:: PAGE EXCERPT ::
▬▬▬

Jewish people in Belarus have suffered unthinkably over hundreds of years and we have a responsibility to fully comprehend the enormity of that complex history. Historians and writers offer us the opportunity to learn and appreciate this.
Many of our blogs and articles, found on our website, offer some insight into the complex and fascinating world of Russian/Soviet Jews. This article is an excerpt from ‘The Whisperers’ by Orlando Figes.
Orlando Figes, born 1959, is a British historian and award-winning author of nine books on Russian and European history which have been translated into over 30 languages. He is professor of history at Birkbeck College, University of London. His book ‘The Whisperers – Private Life in Stalin’s Russia’ is ‘the true story of the lives of ordinary people in Stalin’s Russia: a world where everyone was afraid to talk and a society spoke in whispers, whether to protect friends and family – or to betray them. Where a junior worker might inform on their superior to get a job; a husband to get rid of a lover; a neighbour out of petty jealousy. Where living a double life became the norm, and yet somehow, a few defied the state’.
‘The most haunting history I have read in years’
– Ruth Scurr, The Times Book of the Year.
We have here selected just a few pages, which give just a sense of the antisemitism in the Soviet Union during the Stalin years and the impact on ordinary Jewish people’s lives.
As the Cold War intensified, fear of foreigners took hold of society. The American journalist Harrison Salisbury recalls returning to Moscow as a foreign correspondent in 1949. None of the Russians he had known from his previous stay in 1944 would acknowledge him. He wrote to his old acquaintances Ehrenberg and Simonov, but not even they replied to him. In 1944, it seemed to Salisbury, the country had been poor, but, compared with the 1930s; there was a new mood of freedom and a buoyant atmosphere that arose from the people’s hopes for victory. By contrast, in 1949 the country had reverted to a state of fear, and there was a complete severance of any kind of ordinary human relations between Russians and foreigners which, in turn, simply reflected the impressive xenophobia of the Soviet government and the degree to which they had made it plain to all Russians that the most certain, if not the quickest, way to obtain a one-way ticket to Siberia or places even more distant lay in having anything to do with a foreigner.
The briefest of contracts with foreigners could lead to arrest for espionage. The Soviet jails were filled with people who had been on trips abroad. In February 1947, a law was passed to outlaw marriages between Soviet citizens and foreigners. Police kept watch over hotels, restaurants and foreign embassies, on the lookout for Soviet girls who met with foreign men.
After the foundation of Israel, in May 1948, and its alignment with the USA in the Cold War, the 2 million Soviet Jews, who had always remained loyal to the Soviet system, were portrayed by the Stalinist regime as a potential fifth column. Despite his personal dislike of Jews, Stalin had been an early supporter of a Jewish state in Palestine, which he had hoped to turn into a Soviet satellite in the Middle East. But as the leadership of the emerging state proved hostile to approaches from the Soviet Union, Stalin became increasingly afraid of pro-Israeli feeling among the Soviet Jews. His fears intensified as a result of Golda Meir’s arrival in Moscow in the autumn of 1948 as the first Israeli ambassador to the USSR. Everywhere she went she was cheered by crowds of Soviet Jews. On her visit to a Moscow synagogue on Yom Kippur (13th October), thousands of people lined the streets, many of them shouting ‘Am Yisroel Chai’ (‘The People of Israel live!’) – a traditional affirmation of national renewal to Jews throughout the world but to Stalin a dangerous sign of ‘bourgeois Jewish nationalism’ that subverted the authority of the Soviet state.

▬▬▬

:: DATASET SECTION ::
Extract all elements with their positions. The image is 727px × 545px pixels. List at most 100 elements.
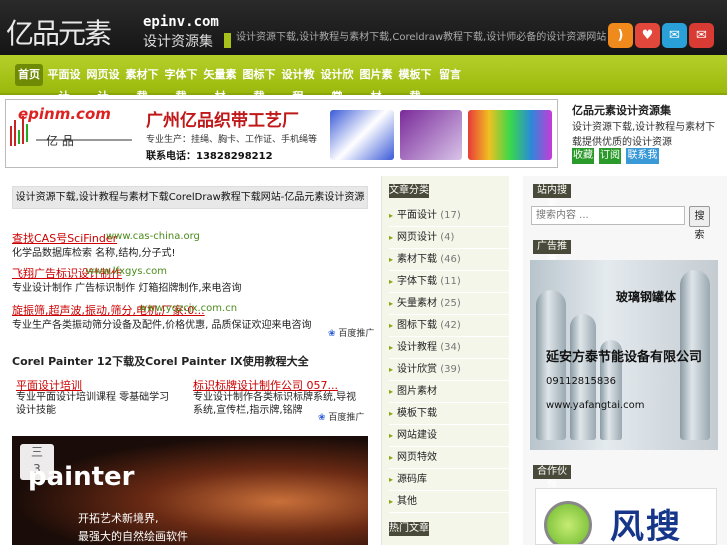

▬▬▬

:: REQUIRED TASKS ::
• 1. Name every person mentioned in the text about Soviet Jews under Stalin.
• 2. From the text about Soviet Jews under Stalin, extract everything from "Jewish people in" down to "and appreciate this.", copying it word for word.

:: TASK SOLUTIONS ::
• 1. Orlando Figes, Ruth Scurr, Harrison Salisbury, Ehrenberg, Simonov, Stalin, Golda Meir

• 2.
Jewish people in Belarus have suffered unthinkably over hundreds of years and we have a responsibility to fully comprehend the enormity of that complex history. Historians and writers offer us the opportunity to learn and appreciate this.